::: Records to use

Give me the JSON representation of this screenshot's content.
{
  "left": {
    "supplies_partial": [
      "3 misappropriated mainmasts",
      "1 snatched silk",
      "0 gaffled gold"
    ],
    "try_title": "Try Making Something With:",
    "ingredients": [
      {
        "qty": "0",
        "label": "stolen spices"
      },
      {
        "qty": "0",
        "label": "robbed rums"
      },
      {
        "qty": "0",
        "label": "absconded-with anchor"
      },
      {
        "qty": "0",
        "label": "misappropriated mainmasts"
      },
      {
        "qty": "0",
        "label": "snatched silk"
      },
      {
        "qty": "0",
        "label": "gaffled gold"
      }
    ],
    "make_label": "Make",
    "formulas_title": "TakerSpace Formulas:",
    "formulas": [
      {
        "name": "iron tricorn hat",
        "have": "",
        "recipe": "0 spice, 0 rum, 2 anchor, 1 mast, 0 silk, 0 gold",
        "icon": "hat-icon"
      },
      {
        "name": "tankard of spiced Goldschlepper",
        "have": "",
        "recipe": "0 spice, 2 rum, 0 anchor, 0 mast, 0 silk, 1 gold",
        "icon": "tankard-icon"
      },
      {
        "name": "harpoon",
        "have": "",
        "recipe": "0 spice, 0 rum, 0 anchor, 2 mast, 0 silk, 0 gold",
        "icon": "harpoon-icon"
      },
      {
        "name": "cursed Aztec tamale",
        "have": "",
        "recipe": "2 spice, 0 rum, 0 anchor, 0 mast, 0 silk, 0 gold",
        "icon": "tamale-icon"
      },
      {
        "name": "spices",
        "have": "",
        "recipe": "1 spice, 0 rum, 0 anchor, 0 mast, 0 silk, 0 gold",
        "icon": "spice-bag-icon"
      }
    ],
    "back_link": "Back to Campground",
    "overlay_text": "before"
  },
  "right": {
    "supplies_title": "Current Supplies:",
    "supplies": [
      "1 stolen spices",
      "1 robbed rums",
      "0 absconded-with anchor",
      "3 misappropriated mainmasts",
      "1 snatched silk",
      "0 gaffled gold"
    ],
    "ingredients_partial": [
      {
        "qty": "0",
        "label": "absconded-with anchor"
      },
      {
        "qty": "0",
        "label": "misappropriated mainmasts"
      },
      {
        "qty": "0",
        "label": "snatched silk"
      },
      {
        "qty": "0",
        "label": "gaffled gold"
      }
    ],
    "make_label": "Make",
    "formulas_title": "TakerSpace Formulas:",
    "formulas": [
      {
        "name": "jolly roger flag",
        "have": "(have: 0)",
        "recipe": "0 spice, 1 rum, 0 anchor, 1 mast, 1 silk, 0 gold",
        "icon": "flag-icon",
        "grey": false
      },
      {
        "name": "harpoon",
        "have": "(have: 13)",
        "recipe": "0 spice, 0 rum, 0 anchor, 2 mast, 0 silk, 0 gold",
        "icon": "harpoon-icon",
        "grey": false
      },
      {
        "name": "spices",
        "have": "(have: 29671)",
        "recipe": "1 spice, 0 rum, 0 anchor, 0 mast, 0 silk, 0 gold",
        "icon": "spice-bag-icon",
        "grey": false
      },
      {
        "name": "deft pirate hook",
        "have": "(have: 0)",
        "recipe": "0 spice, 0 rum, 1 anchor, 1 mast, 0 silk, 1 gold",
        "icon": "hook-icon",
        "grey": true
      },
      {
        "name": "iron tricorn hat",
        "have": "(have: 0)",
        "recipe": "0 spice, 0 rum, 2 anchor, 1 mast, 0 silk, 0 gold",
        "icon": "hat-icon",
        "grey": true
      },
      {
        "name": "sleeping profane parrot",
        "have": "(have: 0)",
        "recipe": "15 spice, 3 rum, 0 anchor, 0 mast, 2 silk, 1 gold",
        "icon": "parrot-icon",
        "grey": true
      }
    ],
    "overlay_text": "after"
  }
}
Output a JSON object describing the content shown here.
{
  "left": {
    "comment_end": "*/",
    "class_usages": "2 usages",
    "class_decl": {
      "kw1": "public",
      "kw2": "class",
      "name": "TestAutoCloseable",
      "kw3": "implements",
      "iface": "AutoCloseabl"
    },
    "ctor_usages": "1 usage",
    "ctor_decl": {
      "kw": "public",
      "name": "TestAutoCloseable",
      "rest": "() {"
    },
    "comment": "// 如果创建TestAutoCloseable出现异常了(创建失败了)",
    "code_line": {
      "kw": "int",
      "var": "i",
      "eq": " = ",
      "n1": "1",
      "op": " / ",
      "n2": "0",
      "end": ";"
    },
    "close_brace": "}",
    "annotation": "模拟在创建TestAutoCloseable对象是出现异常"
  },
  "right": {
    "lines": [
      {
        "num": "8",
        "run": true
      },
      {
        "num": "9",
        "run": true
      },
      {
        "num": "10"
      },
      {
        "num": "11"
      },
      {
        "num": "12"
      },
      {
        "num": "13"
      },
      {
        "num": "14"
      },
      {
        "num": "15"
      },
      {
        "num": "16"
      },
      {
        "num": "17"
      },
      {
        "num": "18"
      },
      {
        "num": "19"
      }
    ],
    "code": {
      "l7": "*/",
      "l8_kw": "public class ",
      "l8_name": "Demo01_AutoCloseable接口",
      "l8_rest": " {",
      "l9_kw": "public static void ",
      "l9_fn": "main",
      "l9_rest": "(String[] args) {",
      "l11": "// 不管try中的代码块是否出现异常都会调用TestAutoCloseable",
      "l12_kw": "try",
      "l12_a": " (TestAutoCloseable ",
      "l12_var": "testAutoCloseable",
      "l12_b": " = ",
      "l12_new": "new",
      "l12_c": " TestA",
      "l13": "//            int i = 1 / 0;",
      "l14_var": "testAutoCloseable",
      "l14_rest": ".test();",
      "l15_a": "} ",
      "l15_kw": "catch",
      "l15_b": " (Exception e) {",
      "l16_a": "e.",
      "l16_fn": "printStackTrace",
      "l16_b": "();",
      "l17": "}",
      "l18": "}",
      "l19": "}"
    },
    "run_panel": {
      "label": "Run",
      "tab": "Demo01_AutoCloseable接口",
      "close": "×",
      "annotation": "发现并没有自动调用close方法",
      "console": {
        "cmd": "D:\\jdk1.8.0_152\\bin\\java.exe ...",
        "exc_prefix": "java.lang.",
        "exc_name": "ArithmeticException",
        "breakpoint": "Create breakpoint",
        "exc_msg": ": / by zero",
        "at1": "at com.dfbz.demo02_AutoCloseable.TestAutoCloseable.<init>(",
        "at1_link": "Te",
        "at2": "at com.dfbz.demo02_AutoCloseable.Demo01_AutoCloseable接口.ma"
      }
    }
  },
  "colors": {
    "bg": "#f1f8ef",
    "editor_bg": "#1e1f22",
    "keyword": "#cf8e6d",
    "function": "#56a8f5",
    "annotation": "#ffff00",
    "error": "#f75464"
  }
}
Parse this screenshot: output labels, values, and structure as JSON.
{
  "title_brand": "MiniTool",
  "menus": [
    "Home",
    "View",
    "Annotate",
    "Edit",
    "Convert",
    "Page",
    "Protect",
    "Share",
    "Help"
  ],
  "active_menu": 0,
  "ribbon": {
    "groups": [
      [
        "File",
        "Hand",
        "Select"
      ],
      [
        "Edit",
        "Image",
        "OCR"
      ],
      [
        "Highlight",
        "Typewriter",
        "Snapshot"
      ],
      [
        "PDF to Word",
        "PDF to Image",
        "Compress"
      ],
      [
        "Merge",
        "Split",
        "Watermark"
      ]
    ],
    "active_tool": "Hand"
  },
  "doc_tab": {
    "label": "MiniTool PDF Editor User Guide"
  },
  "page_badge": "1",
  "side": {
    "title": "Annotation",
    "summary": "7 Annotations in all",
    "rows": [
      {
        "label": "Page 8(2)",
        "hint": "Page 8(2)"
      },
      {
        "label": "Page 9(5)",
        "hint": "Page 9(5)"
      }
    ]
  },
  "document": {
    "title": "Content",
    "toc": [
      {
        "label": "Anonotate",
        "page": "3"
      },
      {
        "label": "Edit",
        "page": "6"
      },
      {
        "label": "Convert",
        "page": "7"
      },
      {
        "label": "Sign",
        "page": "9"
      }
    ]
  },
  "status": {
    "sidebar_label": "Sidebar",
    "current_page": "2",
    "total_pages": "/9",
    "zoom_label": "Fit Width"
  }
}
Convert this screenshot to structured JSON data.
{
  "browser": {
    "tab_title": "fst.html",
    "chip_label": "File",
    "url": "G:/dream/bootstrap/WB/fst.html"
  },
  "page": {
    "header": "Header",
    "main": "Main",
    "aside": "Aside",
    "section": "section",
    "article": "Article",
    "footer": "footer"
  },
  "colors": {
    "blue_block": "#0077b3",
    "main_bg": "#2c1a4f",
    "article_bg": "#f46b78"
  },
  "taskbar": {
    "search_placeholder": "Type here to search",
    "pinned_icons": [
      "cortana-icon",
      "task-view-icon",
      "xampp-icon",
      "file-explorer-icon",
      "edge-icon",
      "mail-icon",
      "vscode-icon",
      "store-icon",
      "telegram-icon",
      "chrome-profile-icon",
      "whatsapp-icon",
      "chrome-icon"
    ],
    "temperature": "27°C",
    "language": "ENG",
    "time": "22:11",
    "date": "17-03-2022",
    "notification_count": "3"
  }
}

::::::

» Given problem:
Show the lines from the data above that contain the string "this".

» Response:
Give me the JSON representation of this screenshot's content.
Parse this screenshot: output labels, values, and structure as JSON.
Convert this screenshot to structured JSON data.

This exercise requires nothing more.